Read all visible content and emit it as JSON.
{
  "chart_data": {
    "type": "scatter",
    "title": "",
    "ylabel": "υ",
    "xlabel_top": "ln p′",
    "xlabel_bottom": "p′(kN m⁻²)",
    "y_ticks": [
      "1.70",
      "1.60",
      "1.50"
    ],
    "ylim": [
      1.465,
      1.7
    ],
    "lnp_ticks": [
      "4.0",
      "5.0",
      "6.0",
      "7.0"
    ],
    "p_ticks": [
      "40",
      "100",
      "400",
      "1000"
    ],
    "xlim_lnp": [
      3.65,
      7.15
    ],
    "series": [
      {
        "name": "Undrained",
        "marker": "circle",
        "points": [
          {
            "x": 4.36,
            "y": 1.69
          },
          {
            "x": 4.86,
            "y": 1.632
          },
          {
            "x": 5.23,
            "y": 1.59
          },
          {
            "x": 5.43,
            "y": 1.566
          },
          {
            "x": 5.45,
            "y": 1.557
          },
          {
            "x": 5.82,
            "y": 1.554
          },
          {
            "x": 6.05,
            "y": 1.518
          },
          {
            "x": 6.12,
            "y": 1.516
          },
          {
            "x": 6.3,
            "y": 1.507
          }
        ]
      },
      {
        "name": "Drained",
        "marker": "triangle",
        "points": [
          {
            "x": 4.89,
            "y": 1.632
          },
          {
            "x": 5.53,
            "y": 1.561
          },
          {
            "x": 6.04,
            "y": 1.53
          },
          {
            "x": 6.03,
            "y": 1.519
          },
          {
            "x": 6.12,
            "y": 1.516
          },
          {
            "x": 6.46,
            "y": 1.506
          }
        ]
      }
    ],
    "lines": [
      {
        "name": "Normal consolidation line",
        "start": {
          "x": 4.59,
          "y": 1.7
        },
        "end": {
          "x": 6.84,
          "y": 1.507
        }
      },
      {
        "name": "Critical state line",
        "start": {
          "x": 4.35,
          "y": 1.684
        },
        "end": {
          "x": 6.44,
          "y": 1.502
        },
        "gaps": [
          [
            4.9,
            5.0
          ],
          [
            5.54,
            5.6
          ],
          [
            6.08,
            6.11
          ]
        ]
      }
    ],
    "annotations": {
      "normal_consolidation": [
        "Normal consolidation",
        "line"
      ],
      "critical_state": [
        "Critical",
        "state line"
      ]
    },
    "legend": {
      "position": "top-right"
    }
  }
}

__TASK REQUIREMENTS__
The records above should all be quoted exactly, please.

__ANSWER TO THE EXERCISE__
Read all visible content and emit it as JSON.
{
  "chart_data": {
    "type": "scatter",
    "title": "",
    "ylabel": "υ",
    "xlabel_top": "ln p′",
    "xlabel_bottom": "p′(kN m⁻²)",
    "y_ticks": [
      "1.70",
      "1.60",
      "1.50"
    ],
    "ylim": [
      1.465,
      1.7
    ],
    "lnp_ticks": [
      "4.0",
      "5.0",
      "6.0",
      "7.0"
    ],
    "p_ticks": [
      "40",
      "100",
      "400",
      "1000"
    ],
    "xlim_lnp": [
      3.65,
      7.15
    ],
    "series": [
      {
        "name": "Undrained",
        "marker": "circle",
        "points": [
          {
            "x": 4.36,
            "y": 1.69
          },
          {
            "x": 4.86,
            "y": 1.632
          },
          {
            "x": 5.23,
            "y": 1.59
          },
          {
            "x": 5.43,
            "y": 1.566
          },
          {
            "x": 5.45,
            "y": 1.557
          },
          {
            "x": 5.82,
            "y": 1.554
          },
          {
            "x": 6.05,
            "y": 1.518
          },
          {
            "x": 6.12,
            "y": 1.516
          },
          {
            "x": 6.3,
            "y": 1.507
          }
        ]
      },
      {
        "name": "Drained",
        "marker": "triangle",
        "points": [
          {
            "x": 4.89,
            "y": 1.632
          },
          {
            "x": 5.53,
            "y": 1.561
          },
          {
            "x": 6.04,
            "y": 1.53
          },
          {
            "x": 6.03,
            "y": 1.519
          },
          {
            "x": 6.12,
            "y": 1.516
          },
          {
            "x": 6.46,
            "y": 1.506
          }
        ]
      }
    ],
    "lines": [
      {
        "name": "Normal consolidation line",
        "start": {
          "x": 4.59,
          "y": 1.7
        },
        "end": {
          "x": 6.84,
          "y": 1.507
        }
      },
      {
        "name": "Critical state line",
        "start": {
          "x": 4.35,
          "y": 1.684
        },
        "end": {
          "x": 6.44,
          "y": 1.502
        },
        "gaps": [
          [
            4.9,
            5.0
          ],
          [
            5.54,
            5.6
          ],
          [
            6.08,
            6.11
          ]
        ]
      }
    ],
    "annotations": {
      "normal_consolidation": [
        "Normal consolidation",
        "line"
      ],
      "critical_state": [
        "Critical",
        "state line"
      ]
    },
    "legend": {
      "position": "top-right"
    }
  }
}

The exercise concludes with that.